◆ GIVEN TASK ◆
Show every line below where "icon" can be found.

___ PROVIDED RECORDS ___

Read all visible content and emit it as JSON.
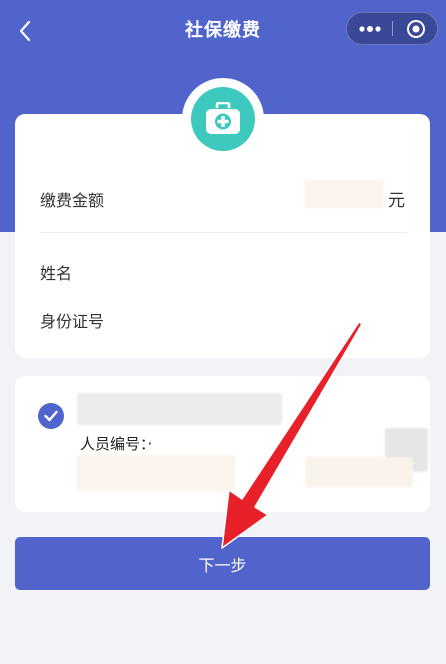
{
  "nav": {
    "title": "社保缴费",
    "back_icon": "chevron-left-icon",
    "more_icon": "more-dots-icon",
    "close_icon": "circle-target-icon"
  },
  "payment": {
    "amount_label": "缴费金额",
    "amount_unit": "元",
    "name_label": "姓名",
    "id_label": "身份证号",
    "badge_icon": "medical-kit-icon"
  },
  "person": {
    "number_label": "人员编号：·",
    "selected": true
  },
  "actions": {
    "next_label": "下一步"
  },
  "colors": {
    "brand": "#5064cc",
    "badge": "#3ec9bf",
    "annotation_arrow": "#e8202a"
  }
}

___

◆ SOLUTION FOR THIS EXERCISE ◆
    "back_icon": "chevron-left-icon",
    "more_icon": "more-dots-icon",
    "close_icon": "circle-target-icon"
    "badge_icon": "medical-kit-icon"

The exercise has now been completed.